[WHAT TO PRODUCE] Give the number of lines in the entries that contain "Enumerate". State only the count.

(Entries from a dataset)
☆ ☆ ☆ ☆ ☆

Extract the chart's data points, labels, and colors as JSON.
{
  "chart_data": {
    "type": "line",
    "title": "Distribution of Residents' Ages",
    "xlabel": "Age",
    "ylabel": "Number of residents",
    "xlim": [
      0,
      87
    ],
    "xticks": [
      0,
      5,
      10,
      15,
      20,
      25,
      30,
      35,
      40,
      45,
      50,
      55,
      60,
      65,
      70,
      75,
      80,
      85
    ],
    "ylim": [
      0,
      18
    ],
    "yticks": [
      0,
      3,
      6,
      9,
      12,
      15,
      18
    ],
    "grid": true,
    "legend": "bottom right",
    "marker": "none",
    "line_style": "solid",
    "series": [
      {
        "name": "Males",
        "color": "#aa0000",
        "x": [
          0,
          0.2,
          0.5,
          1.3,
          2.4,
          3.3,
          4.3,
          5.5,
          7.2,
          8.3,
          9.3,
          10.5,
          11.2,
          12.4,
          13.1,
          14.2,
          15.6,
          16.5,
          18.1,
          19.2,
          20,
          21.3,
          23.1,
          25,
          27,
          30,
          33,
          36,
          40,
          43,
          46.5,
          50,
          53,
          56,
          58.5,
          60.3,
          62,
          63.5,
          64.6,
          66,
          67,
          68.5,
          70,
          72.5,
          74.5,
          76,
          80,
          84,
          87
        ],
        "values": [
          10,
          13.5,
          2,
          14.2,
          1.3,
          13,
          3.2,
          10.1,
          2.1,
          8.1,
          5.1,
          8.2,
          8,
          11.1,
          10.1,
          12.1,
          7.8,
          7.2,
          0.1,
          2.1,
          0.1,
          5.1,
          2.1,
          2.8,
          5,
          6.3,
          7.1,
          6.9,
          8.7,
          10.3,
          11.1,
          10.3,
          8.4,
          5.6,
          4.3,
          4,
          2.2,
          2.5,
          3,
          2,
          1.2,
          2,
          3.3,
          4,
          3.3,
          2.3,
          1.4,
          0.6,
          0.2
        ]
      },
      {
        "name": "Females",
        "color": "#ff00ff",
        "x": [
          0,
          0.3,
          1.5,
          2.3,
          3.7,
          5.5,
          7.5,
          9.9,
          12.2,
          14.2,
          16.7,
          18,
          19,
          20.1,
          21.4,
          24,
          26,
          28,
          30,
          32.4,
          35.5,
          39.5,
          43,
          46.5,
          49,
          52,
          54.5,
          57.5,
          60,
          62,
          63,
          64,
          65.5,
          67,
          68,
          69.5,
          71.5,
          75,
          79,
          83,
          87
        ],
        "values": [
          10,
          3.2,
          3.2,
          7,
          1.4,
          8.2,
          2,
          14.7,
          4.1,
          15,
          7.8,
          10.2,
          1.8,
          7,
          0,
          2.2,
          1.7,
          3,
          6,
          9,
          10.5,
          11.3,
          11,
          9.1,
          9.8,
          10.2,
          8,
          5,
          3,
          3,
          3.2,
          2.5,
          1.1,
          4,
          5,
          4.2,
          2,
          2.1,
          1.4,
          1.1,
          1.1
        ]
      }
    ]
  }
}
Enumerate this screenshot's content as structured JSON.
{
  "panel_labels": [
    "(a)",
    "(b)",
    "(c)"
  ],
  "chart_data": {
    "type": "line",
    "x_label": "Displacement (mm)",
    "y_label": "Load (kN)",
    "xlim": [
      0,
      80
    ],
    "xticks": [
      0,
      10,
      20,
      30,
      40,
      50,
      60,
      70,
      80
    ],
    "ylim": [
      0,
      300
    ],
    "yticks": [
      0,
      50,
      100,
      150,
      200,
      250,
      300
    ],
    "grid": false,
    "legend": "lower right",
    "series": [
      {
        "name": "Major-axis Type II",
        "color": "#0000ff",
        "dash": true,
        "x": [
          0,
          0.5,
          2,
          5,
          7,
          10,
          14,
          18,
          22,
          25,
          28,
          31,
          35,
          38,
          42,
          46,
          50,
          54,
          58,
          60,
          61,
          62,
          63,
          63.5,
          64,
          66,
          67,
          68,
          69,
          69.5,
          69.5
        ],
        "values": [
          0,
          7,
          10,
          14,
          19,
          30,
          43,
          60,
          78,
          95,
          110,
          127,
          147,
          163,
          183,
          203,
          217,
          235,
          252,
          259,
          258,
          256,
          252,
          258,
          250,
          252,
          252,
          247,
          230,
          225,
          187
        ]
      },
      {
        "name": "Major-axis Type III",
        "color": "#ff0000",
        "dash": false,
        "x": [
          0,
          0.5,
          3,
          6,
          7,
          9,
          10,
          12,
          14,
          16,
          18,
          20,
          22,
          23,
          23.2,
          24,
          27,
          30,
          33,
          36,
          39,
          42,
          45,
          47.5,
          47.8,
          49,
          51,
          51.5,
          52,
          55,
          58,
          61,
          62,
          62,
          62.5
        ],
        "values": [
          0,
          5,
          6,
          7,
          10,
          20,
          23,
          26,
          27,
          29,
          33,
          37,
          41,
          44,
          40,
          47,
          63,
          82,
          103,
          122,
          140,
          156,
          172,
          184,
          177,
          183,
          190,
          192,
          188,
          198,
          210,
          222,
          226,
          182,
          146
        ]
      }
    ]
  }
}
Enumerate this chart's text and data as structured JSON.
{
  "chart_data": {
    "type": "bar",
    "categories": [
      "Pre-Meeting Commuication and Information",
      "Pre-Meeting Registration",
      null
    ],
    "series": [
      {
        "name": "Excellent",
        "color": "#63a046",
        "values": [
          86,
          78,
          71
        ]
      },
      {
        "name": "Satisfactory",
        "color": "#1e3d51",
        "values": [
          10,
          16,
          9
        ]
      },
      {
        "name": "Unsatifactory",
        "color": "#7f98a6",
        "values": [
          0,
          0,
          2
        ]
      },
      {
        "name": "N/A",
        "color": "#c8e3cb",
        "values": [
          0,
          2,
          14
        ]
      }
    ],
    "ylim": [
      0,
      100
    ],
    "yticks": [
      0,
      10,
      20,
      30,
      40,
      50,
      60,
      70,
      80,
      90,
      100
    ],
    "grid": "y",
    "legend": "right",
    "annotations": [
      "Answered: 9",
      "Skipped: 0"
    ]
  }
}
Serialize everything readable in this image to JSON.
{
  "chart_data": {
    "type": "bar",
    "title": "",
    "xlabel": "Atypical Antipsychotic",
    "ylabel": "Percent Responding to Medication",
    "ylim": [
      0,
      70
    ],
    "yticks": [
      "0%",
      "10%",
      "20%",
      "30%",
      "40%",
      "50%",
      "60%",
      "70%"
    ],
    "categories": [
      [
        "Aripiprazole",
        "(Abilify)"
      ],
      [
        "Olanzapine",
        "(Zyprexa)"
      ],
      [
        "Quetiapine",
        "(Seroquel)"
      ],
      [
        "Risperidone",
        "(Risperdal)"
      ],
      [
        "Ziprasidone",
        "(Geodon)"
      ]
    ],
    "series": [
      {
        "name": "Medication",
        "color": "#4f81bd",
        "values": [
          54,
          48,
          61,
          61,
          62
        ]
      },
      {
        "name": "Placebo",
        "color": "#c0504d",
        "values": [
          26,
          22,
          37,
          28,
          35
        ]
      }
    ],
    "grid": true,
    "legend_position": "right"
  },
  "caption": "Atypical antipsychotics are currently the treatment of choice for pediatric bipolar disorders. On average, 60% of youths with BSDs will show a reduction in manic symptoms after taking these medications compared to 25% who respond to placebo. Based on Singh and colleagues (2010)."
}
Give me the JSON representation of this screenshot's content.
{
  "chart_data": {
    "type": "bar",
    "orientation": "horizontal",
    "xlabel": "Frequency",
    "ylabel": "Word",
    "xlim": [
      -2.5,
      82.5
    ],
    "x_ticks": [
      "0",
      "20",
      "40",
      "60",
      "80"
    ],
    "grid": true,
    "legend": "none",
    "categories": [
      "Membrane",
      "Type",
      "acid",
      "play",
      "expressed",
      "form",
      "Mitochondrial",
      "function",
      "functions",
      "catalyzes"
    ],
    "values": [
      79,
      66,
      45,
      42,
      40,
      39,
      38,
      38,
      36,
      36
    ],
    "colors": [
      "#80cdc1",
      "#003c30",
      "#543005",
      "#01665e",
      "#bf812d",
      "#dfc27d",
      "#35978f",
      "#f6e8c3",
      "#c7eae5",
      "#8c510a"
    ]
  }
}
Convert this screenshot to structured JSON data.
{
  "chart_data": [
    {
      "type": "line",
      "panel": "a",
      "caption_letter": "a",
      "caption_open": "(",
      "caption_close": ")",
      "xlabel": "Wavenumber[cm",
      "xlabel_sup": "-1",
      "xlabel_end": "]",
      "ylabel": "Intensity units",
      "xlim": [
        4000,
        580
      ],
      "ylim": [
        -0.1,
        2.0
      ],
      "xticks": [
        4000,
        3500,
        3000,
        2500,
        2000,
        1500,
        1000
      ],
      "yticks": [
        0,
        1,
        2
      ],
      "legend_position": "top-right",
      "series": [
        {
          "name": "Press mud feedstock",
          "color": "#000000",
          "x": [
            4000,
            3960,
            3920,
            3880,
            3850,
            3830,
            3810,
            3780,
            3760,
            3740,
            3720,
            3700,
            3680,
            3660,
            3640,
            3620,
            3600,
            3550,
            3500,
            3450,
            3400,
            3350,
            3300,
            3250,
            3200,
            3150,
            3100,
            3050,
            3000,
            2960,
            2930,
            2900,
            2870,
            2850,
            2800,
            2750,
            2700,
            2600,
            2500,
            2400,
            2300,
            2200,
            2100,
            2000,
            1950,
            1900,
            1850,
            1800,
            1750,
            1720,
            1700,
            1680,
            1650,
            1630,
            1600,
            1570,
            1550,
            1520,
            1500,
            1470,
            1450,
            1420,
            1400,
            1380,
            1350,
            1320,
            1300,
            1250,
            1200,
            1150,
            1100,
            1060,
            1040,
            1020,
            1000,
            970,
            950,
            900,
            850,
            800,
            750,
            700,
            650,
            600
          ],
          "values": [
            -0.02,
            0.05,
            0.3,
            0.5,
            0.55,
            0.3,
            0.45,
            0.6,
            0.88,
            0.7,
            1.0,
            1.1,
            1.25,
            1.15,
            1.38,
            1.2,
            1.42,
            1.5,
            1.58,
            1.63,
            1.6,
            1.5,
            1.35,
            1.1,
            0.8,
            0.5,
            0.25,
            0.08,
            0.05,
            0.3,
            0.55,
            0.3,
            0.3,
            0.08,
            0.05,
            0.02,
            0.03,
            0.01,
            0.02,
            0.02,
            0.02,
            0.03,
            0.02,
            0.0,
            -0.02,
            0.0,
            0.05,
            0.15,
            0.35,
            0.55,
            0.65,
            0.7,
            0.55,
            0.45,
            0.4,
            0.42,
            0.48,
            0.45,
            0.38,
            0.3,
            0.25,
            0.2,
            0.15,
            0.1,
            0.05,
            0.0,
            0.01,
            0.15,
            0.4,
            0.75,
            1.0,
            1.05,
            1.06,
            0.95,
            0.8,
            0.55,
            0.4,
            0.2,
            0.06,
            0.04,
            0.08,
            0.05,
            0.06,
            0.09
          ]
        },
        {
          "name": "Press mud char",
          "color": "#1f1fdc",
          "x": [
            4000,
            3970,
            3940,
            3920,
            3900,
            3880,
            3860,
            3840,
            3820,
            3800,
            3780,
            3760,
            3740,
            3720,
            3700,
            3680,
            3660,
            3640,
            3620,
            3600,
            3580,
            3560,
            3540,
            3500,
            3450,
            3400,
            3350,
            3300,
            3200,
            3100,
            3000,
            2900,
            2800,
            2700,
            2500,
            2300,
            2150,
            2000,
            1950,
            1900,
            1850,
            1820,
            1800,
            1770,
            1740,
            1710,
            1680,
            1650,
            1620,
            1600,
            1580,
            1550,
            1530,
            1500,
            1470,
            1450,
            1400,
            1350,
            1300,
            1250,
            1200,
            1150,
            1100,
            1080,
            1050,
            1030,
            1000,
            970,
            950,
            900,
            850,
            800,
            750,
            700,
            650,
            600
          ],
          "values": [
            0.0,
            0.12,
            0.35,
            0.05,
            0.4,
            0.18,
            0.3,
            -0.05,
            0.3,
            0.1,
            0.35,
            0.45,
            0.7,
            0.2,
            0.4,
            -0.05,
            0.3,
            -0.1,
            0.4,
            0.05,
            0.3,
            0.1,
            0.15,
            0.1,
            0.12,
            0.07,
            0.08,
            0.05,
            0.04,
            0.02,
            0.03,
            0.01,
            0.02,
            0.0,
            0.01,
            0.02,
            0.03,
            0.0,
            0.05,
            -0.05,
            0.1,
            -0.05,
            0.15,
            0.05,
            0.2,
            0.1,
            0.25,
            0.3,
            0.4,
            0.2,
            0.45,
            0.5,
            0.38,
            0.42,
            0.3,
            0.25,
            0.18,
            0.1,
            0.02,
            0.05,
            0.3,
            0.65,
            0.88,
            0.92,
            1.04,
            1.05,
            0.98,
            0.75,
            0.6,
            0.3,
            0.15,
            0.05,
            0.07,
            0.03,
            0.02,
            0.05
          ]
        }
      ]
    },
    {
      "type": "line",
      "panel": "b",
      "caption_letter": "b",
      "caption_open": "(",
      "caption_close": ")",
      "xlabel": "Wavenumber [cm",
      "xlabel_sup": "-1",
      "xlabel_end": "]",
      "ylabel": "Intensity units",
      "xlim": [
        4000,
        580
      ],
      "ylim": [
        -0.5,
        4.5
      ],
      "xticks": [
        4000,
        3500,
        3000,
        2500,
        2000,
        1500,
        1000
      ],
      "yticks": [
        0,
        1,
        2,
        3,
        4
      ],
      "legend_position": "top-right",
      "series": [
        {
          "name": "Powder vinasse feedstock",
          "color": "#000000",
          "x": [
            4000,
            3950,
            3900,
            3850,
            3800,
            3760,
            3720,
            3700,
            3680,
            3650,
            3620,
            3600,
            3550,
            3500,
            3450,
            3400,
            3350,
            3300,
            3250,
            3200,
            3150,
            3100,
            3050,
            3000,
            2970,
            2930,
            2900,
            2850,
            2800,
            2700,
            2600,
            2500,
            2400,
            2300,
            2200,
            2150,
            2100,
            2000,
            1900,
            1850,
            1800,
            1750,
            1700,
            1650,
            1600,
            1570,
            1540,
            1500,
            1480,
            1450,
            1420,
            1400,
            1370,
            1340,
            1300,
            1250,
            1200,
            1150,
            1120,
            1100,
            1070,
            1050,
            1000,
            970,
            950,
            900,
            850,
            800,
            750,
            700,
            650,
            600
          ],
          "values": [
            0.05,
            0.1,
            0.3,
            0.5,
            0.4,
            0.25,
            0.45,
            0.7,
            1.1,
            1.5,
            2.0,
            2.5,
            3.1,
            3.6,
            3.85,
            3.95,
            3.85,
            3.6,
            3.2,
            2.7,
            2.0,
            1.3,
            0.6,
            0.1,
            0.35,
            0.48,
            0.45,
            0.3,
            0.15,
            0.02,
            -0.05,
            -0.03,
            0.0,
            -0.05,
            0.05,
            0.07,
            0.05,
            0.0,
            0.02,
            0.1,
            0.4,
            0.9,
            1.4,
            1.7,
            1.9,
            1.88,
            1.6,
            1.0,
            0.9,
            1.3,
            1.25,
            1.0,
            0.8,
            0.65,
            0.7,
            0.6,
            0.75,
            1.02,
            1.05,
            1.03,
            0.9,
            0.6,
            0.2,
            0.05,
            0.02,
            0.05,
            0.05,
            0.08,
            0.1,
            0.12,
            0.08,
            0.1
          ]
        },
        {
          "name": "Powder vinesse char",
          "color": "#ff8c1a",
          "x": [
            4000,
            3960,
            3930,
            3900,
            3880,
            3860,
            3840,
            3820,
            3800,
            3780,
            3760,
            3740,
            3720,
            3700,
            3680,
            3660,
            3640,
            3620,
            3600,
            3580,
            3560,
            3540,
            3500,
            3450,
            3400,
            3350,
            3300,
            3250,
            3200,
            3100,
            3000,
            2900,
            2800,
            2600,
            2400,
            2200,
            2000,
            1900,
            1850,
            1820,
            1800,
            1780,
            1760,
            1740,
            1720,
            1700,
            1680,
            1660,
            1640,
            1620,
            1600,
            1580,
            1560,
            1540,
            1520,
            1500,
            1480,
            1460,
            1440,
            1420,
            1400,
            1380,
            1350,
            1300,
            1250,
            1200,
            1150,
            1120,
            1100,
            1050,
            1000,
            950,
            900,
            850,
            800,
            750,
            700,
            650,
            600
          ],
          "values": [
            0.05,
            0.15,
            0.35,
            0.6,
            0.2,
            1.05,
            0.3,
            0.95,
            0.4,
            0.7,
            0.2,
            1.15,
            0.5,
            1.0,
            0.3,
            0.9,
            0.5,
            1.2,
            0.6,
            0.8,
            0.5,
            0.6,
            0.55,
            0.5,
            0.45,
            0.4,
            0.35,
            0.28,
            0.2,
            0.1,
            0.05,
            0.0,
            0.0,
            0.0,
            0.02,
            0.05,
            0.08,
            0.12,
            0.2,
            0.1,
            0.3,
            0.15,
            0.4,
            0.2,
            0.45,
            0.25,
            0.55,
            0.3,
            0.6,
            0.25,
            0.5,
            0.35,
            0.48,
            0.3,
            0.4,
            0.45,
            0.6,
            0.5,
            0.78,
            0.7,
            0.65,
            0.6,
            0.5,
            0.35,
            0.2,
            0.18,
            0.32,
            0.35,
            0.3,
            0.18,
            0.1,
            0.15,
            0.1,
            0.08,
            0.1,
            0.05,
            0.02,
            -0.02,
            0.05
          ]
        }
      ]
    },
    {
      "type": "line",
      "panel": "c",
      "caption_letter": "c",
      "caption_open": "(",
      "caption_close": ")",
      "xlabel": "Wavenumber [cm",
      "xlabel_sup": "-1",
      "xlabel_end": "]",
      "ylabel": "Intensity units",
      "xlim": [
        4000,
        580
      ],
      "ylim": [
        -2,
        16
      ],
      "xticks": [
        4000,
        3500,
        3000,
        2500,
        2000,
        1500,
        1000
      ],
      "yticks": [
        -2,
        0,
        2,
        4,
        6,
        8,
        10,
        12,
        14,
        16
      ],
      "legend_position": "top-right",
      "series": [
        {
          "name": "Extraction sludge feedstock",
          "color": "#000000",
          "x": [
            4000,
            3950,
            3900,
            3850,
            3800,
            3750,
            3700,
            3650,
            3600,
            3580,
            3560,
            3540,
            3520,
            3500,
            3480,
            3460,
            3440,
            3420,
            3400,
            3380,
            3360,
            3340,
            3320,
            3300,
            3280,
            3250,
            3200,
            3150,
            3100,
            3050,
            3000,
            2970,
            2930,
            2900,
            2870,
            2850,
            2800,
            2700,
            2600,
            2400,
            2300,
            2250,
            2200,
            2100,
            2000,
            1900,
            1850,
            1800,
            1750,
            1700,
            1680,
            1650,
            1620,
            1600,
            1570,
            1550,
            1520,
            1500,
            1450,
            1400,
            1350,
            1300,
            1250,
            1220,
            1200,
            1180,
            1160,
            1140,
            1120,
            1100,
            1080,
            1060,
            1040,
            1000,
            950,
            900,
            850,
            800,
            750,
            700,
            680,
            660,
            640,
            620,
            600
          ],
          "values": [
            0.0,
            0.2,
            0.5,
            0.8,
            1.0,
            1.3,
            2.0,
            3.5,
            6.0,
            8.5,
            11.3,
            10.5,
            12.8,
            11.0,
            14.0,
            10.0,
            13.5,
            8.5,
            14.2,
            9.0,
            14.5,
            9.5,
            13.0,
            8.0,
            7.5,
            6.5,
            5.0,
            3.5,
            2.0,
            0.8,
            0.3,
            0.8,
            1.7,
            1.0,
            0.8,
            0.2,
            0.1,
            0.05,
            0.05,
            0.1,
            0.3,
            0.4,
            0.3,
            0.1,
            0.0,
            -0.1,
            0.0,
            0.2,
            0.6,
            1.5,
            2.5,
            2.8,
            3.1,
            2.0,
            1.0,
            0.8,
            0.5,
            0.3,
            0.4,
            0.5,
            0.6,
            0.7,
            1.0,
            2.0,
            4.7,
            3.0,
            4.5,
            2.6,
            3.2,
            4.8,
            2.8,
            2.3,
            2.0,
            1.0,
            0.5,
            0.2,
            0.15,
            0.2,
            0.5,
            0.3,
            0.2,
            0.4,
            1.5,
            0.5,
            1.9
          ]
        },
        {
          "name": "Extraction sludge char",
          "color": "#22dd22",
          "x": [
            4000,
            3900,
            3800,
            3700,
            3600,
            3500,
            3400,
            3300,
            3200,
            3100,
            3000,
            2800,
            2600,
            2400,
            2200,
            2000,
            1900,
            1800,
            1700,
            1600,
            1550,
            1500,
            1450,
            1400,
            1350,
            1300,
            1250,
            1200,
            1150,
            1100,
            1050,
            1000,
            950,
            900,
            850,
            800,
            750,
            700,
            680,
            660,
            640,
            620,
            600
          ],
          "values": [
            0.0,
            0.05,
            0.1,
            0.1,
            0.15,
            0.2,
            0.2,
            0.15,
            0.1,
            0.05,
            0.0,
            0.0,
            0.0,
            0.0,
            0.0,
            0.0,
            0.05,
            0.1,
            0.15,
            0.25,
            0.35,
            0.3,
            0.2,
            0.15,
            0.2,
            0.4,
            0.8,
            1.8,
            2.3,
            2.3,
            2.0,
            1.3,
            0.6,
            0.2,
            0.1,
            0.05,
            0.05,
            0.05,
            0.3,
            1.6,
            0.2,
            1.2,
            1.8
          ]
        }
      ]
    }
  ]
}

☆ ☆ ☆ ☆ ☆

[EXERCISE RESPONSE] 2